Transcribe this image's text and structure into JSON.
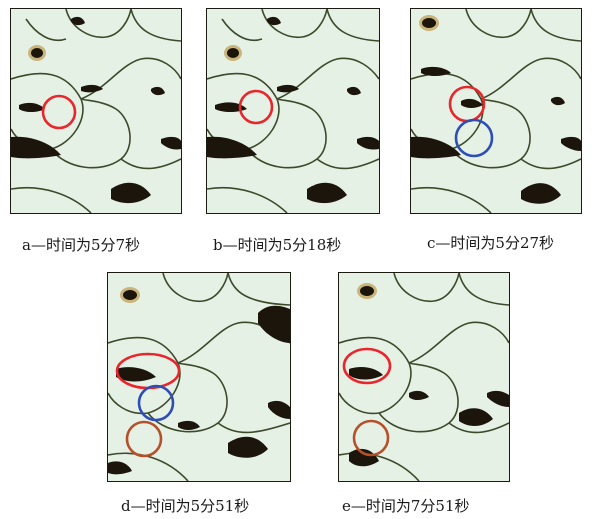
{
  "figure": {
    "panels": [
      {
        "id": "a",
        "caption": "a—时间为5分7秒",
        "markers": [
          "red"
        ]
      },
      {
        "id": "b",
        "caption": "b—时间为5分18秒",
        "markers": [
          "red"
        ]
      },
      {
        "id": "c",
        "caption": "c—时间为5分27秒",
        "markers": [
          "red",
          "blue"
        ]
      },
      {
        "id": "d",
        "caption": "d—时间为5分51秒",
        "markers": [
          "red",
          "blue",
          "brown"
        ]
      },
      {
        "id": "e",
        "caption": "e—时间为7分51秒",
        "markers": [
          "red",
          "brown"
        ]
      }
    ],
    "marker_colors": {
      "red": "#e8262b",
      "blue": "#2d4fb5",
      "brown": "#b5502a"
    },
    "image_colors": {
      "matrix": "#e6f1e6",
      "dark_phase": "#1c150c",
      "boundary": "#3d4a2a"
    }
  }
}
——————
Directions for this task: Quote every record above exactly, omitting any pictures they contain.

Reply to the exercise:
Transcribe this image's text and structure into JSON.
{
  "figure": {
    "panels": [
      {
        "id": "a",
        "caption": "a—时间为5分7秒",
        "markers": [
          "red"
        ]
      },
      {
        "id": "b",
        "caption": "b—时间为5分18秒",
        "markers": [
          "red"
        ]
      },
      {
        "id": "c",
        "caption": "c—时间为5分27秒",
        "markers": [
          "red",
          "blue"
        ]
      },
      {
        "id": "d",
        "caption": "d—时间为5分51秒",
        "markers": [
          "red",
          "blue",
          "brown"
        ]
      },
      {
        "id": "e",
        "caption": "e—时间为7分51秒",
        "markers": [
          "red",
          "brown"
        ]
      }
    ],
    "marker_colors": {
      "red": "#e8262b",
      "blue": "#2d4fb5",
      "brown": "#b5502a"
    },
    "image_colors": {
      "matrix": "#e6f1e6",
      "dark_phase": "#1c150c",
      "boundary": "#3d4a2a"
    }
  }
}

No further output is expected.